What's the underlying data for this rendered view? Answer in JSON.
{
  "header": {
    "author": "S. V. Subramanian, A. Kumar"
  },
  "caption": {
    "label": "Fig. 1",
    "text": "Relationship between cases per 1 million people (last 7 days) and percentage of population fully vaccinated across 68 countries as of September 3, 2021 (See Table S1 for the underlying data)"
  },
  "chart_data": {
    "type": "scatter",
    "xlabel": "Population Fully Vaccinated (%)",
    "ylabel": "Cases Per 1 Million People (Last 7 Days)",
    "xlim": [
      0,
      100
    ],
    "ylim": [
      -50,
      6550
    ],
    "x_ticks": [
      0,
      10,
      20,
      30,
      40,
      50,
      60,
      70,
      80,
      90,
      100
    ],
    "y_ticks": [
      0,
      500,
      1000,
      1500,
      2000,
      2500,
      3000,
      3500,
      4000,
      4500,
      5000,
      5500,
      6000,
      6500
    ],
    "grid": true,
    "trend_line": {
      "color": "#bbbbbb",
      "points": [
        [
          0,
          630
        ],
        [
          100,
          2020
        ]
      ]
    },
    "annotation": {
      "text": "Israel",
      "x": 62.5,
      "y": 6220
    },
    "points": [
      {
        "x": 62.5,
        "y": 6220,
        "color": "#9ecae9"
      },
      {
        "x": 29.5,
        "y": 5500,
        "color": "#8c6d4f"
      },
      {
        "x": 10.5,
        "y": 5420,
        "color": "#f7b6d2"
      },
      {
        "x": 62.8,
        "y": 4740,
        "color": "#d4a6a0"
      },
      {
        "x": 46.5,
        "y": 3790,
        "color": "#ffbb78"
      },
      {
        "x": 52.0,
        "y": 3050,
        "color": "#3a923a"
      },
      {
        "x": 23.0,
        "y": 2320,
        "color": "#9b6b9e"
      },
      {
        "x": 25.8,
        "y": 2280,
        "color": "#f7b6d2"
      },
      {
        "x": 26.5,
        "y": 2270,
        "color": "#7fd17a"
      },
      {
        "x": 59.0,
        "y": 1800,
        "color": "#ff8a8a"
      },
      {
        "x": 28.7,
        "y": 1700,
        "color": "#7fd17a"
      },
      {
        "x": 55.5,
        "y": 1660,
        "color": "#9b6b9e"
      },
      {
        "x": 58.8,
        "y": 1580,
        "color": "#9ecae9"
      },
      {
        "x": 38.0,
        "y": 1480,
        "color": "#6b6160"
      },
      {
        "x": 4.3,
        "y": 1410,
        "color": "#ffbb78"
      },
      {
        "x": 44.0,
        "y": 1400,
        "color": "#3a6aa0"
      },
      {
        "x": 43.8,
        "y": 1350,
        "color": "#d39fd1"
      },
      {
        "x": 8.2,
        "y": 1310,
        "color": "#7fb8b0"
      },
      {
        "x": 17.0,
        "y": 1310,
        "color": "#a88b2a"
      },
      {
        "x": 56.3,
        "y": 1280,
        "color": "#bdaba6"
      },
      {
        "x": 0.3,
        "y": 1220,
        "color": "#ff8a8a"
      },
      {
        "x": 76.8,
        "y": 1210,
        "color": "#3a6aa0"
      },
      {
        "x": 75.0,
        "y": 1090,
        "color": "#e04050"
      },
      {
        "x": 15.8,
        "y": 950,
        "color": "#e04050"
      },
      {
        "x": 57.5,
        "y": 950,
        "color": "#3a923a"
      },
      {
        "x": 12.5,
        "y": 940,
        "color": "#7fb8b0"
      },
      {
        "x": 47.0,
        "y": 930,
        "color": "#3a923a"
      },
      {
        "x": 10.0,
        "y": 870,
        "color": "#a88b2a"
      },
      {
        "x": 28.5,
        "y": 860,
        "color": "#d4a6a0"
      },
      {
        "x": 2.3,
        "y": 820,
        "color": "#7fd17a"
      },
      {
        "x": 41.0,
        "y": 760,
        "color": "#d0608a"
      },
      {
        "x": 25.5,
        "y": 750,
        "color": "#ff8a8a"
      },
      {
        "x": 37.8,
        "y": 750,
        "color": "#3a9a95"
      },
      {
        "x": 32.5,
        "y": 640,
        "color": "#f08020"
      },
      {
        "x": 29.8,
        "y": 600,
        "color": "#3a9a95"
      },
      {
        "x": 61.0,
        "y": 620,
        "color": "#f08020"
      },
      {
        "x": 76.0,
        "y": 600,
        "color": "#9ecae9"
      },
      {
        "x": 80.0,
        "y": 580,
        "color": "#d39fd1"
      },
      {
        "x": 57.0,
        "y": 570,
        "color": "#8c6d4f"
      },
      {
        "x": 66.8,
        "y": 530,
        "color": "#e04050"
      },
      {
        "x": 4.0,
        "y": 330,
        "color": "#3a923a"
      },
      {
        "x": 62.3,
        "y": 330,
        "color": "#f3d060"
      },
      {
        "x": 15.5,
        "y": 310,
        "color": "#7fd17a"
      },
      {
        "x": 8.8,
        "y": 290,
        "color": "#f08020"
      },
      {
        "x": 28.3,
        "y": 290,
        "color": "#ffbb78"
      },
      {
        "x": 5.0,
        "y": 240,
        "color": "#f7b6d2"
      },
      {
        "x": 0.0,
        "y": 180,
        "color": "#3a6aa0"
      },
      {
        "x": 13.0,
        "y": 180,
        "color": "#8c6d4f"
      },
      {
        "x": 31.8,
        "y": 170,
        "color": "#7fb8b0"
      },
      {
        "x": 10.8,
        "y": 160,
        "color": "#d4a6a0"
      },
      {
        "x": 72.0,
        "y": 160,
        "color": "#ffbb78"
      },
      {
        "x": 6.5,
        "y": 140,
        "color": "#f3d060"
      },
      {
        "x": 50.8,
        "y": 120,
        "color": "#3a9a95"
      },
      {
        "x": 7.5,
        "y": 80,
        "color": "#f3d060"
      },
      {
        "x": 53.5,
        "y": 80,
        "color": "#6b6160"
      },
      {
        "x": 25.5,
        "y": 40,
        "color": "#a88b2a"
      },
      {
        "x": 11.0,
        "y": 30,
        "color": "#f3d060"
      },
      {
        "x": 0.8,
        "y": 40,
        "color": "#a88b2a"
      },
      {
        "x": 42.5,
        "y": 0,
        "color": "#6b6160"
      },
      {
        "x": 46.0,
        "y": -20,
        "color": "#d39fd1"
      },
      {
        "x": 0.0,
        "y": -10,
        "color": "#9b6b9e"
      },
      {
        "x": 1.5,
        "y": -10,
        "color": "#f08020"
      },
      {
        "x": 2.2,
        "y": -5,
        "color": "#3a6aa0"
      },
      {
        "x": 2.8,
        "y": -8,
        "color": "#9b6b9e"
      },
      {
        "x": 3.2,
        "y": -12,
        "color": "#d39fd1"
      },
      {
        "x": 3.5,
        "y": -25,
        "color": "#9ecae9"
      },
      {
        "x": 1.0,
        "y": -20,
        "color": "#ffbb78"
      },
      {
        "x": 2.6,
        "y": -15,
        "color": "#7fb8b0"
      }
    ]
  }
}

TASK DIRECTIONS. State how many lines of the data include the word "underlying", with nothing else.

THE RESULT. 2